- **EXERCISE GOAL**
Your task is to filter the data below down to the lines holding "screenshot".

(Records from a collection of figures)

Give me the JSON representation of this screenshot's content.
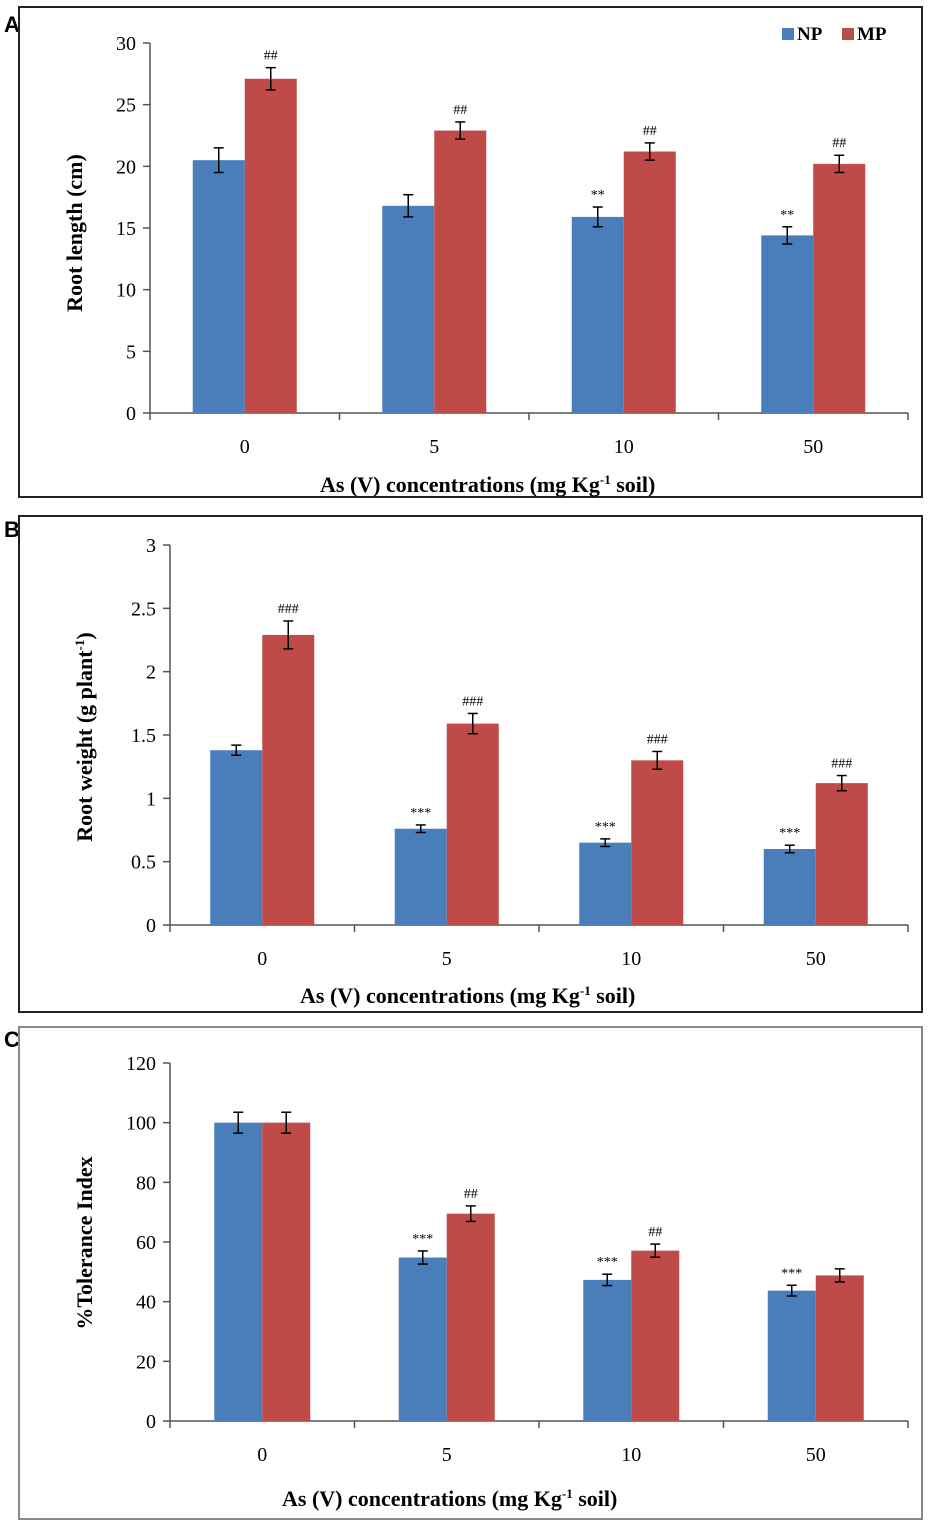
{
  "colors": {
    "np": "#4a7ebb",
    "mp": "#be4b48",
    "axis": "#555555"
  },
  "chart_data": [
    {
      "panel": "A",
      "type": "bar",
      "categories": [
        "0",
        "5",
        "10",
        "50"
      ],
      "series": [
        {
          "name": "NP",
          "values": [
            20.5,
            16.8,
            15.9,
            14.4
          ],
          "errors": [
            1.0,
            0.9,
            0.8,
            0.7
          ],
          "annotations": [
            "",
            "",
            "**",
            "**"
          ]
        },
        {
          "name": "MP",
          "values": [
            27.1,
            22.9,
            21.2,
            20.2
          ],
          "errors": [
            0.9,
            0.7,
            0.7,
            0.7
          ],
          "annotations": [
            "##",
            "##",
            "##",
            "##"
          ]
        }
      ],
      "xlabel": "As (V)  concentrations (mg Kg-1 soil)",
      "ylabel": "Root length (cm)",
      "ylim": [
        0,
        30
      ],
      "yticks": [
        "0",
        "5",
        "10",
        "15",
        "20",
        "25",
        "30"
      ],
      "legend": "top-right"
    },
    {
      "panel": "B",
      "type": "bar",
      "categories": [
        "0",
        "5",
        "10",
        "50"
      ],
      "series": [
        {
          "name": "NP",
          "values": [
            1.38,
            0.76,
            0.65,
            0.6
          ],
          "errors": [
            0.04,
            0.03,
            0.03,
            0.03
          ],
          "annotations": [
            "",
            "***",
            "***",
            "***"
          ]
        },
        {
          "name": "MP",
          "values": [
            2.29,
            1.59,
            1.3,
            1.12
          ],
          "errors": [
            0.11,
            0.08,
            0.07,
            0.06
          ],
          "annotations": [
            "###",
            "###",
            "###",
            "###"
          ]
        }
      ],
      "xlabel": "As (V) concentrations (mg Kg-1 soil)",
      "ylabel": "Root weight (g plant-1)",
      "ylim": [
        0,
        3
      ],
      "yticks": [
        "0",
        "0.5",
        "1",
        "1.5",
        "2",
        "2.5",
        "3"
      ]
    },
    {
      "panel": "C",
      "type": "bar",
      "categories": [
        "0",
        "5",
        "10",
        "50"
      ],
      "series": [
        {
          "name": "NP",
          "values": [
            100,
            54.8,
            47.3,
            43.7
          ],
          "errors": [
            3.5,
            2.2,
            1.9,
            1.8
          ],
          "annotations": [
            "",
            "***",
            "***",
            "***"
          ]
        },
        {
          "name": "MP",
          "values": [
            100,
            69.5,
            57.1,
            48.8
          ],
          "errors": [
            3.5,
            2.6,
            2.2,
            2.2
          ],
          "annotations": [
            "",
            "##",
            "##",
            ""
          ]
        }
      ],
      "xlabel": "As (V) concentrations (mg Kg-1 soil)",
      "ylabel": "%Tolerance Index",
      "ylim": [
        0,
        120
      ],
      "yticks": [
        "0",
        "20",
        "40",
        "60",
        "80",
        "100",
        "120"
      ]
    }
  ],
  "panels": {
    "a": {
      "letter": "A",
      "xlabel_pre": "As (V)  concentrations (mg Kg",
      "xlabel_sup": "-1",
      "xlabel_post": " soil)",
      "ylabel": "Root length (cm)",
      "legend_np": "NP",
      "legend_mp": "MP"
    },
    "b": {
      "letter": "B",
      "xlabel_pre": "As (V) concentrations (mg Kg",
      "xlabel_sup": "-1",
      "xlabel_post": " soil)",
      "ylabel_pre": "Root weight (g plant",
      "ylabel_sup": "-1",
      "ylabel_post": ")"
    },
    "c": {
      "letter": "C",
      "xlabel_pre": "As (V) concentrations (mg Kg",
      "xlabel_sup": "-1",
      "xlabel_post": " soil)",
      "ylabel": "%Tolerance Index"
    }
  }
}
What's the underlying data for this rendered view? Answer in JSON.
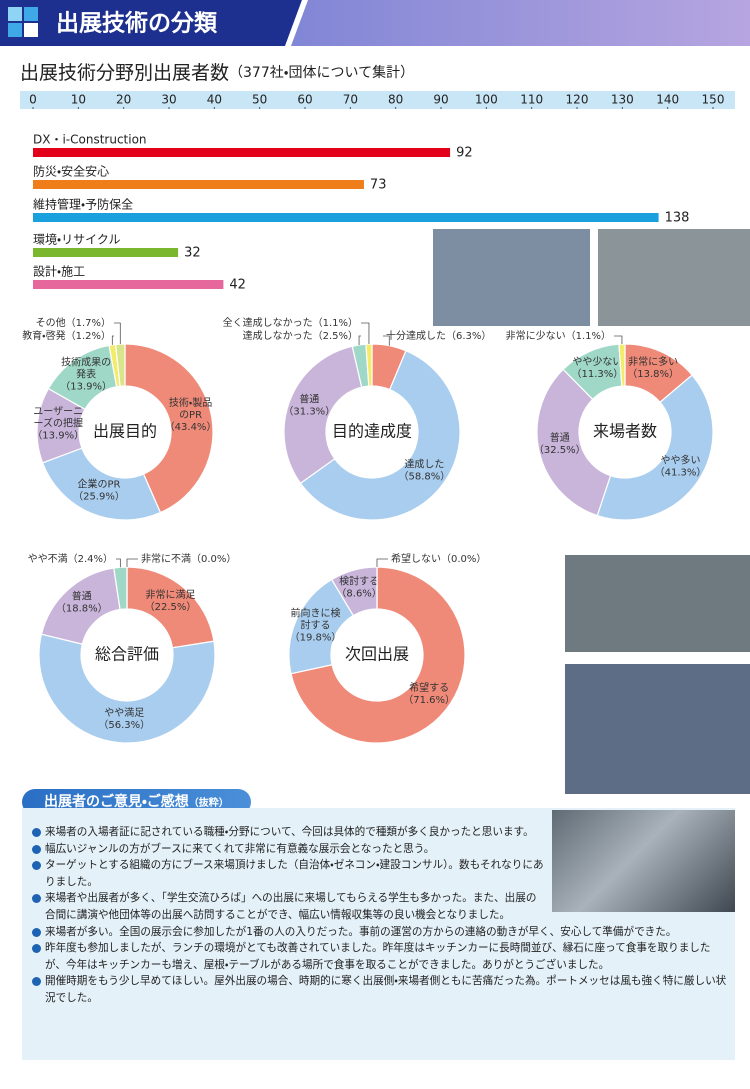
{
  "header": {
    "title": "出展技術の分類"
  },
  "chart_data": [
    {
      "type": "bar",
      "orientation": "horizontal",
      "title": "出展技術分野別出展者数",
      "subtitle": "（377社・団体について集計）",
      "categories": [
        "DX・i-Construction",
        "防災・安全安心",
        "維持管理・予防保全",
        "環境・リサイクル",
        "設計・施工"
      ],
      "values": [
        92,
        73,
        138,
        32,
        42
      ],
      "colors": [
        "#e3001b",
        "#ee7d1a",
        "#1aa0dc",
        "#7ab72f",
        "#e5679b"
      ],
      "xlim": [
        0,
        150
      ],
      "xticks": [
        0,
        10,
        20,
        30,
        40,
        50,
        60,
        70,
        80,
        90,
        100,
        110,
        120,
        130,
        140,
        150
      ]
    },
    {
      "type": "donut",
      "title": "出展目的",
      "categories": [
        "技術・製品のPR",
        "企業のPR",
        "ユーザーニーズの把握",
        "技術成果の発表",
        "教育・啓発",
        "その他"
      ],
      "values": [
        43.4,
        25.9,
        13.9,
        13.9,
        1.2,
        1.7
      ],
      "value_labels": [
        "（43.4%）",
        "（25.9%）",
        "（13.9%）",
        "（13.9%）",
        "（1.2%）",
        "（1.7%）"
      ],
      "colors": [
        "#f08a78",
        "#a9cdee",
        "#c9b4da",
        "#9fd8c6",
        "#f3ec6b",
        "#d8e58a"
      ]
    },
    {
      "type": "donut",
      "title": "目的達成度",
      "categories": [
        "十分達成した",
        "達成した",
        "普通",
        "達成しなかった",
        "全く達成しなかった"
      ],
      "values": [
        6.3,
        58.8,
        31.3,
        2.5,
        1.1
      ],
      "value_labels": [
        "（6.3%）",
        "（58.8%）",
        "（31.3%）",
        "（2.5%）",
        "（1.1%）"
      ],
      "colors": [
        "#f08a78",
        "#a9cdee",
        "#c9b4da",
        "#9fd8c6",
        "#f3ec6b"
      ]
    },
    {
      "type": "donut",
      "title": "来場者数",
      "categories": [
        "非常に多い",
        "やや多い",
        "普通",
        "やや少ない",
        "非常に少ない"
      ],
      "values": [
        13.8,
        41.3,
        32.5,
        11.3,
        1.1
      ],
      "value_labels": [
        "（13.8%）",
        "（41.3%）",
        "（32.5%）",
        "（11.3%）",
        "（1.1%）"
      ],
      "colors": [
        "#f08a78",
        "#a9cdee",
        "#c9b4da",
        "#9fd8c6",
        "#f3ec6b"
      ]
    },
    {
      "type": "donut",
      "title": "総合評価",
      "categories": [
        "非常に満足",
        "やや満足",
        "普通",
        "やや不満",
        "非常に不満"
      ],
      "values": [
        22.5,
        56.3,
        18.8,
        2.4,
        0.0
      ],
      "value_labels": [
        "（22.5%）",
        "（56.3%）",
        "（18.8%）",
        "（2.4%）",
        "（0.0%）"
      ],
      "colors": [
        "#f08a78",
        "#a9cdee",
        "#c9b4da",
        "#9fd8c6",
        "#f3ec6b"
      ]
    },
    {
      "type": "donut",
      "title": "次回出展",
      "categories": [
        "希望する",
        "前向きに検討する",
        "検討する",
        "希望しない"
      ],
      "values": [
        71.6,
        19.8,
        8.6,
        0.0
      ],
      "value_labels": [
        "（71.6%）",
        "（19.8%）",
        "（8.6%）",
        "（0.0%）"
      ],
      "colors": [
        "#f08a78",
        "#a9cdee",
        "#c9b4da",
        "#9fd8c6"
      ]
    }
  ],
  "comments": {
    "title": "出展者のご意見・ご感想",
    "note": "（抜粋）",
    "items": [
      "来場者の入場者証に記されている職種・分野について、今回は具体的で種類が多く良かったと思います。",
      "幅広いジャンルの方がブースに来てくれて非常に有意義な展示会となったと思う。",
      "ターゲットとする組織の方にブース来場頂けました（自治体・ゼネコン・建設コンサル）。数もそれなりにありました。",
      "来場者や出展者が多く、「学生交流ひろば」への出展に来場してもらえる学生も多かった。また、出展の合間に講演や他団体等の出展へ訪問することができ、幅広い情報収集等の良い機会となりました。",
      "来場者が多い。全国の展示会に参加したが1番の人の入りだった。事前の運営の方からの連絡の動きが早く、安心して準備ができた。",
      "昨年度も参加しましたが、ランチの環境がとても改善されていました。昨年度はキッチンカーに長時間並び、縁石に座って食事を取りましたが、今年はキッチンカーも増え、屋根・テーブルがある場所で食事を取ることができました。ありがとうございました。",
      "開催時期をもう少し早めてほしい。屋外出展の場合、時期的に寒く出展側・来場者側ともに苦痛だった為。ポートメッセは風も強く特に厳しい状況でした。"
    ]
  }
}
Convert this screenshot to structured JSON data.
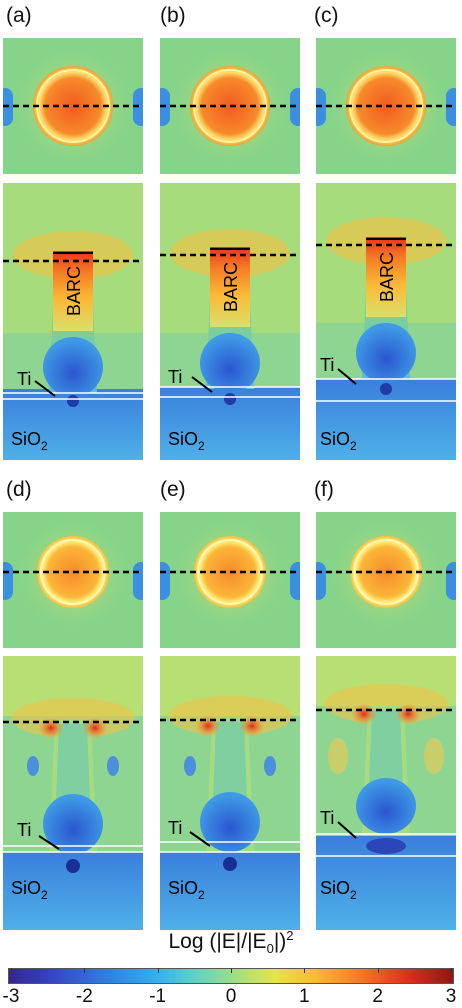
{
  "panels": [
    {
      "id": "a",
      "label": "(a)"
    },
    {
      "id": "b",
      "label": "(b)"
    },
    {
      "id": "c",
      "label": "(c)"
    },
    {
      "id": "d",
      "label": "(d)"
    },
    {
      "id": "e",
      "label": "(e)"
    },
    {
      "id": "f",
      "label": "(f)"
    }
  ],
  "annotations": {
    "barc": "BARC",
    "ti": "Ti",
    "sio2_base": "SiO",
    "sio2_sub": "2"
  },
  "colorbar": {
    "title_prefix": "Log (|E|/|E",
    "title_sub": "0",
    "title_suffix": "|)",
    "title_sup": "2",
    "ticks": [
      "-3",
      "-2",
      "-1",
      "0",
      "1",
      "2",
      "3"
    ],
    "range": [
      -3,
      3
    ]
  },
  "colors": {
    "background": "#7ed28e",
    "hot": "#f26b24",
    "substrate": "#3f8fe0",
    "cold": "#2a4fc8"
  }
}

- **RESPONSE TO THIS TASK**
Give me the JSON representation of this screenshot's content.
Convert this screenshot to structured JSON data.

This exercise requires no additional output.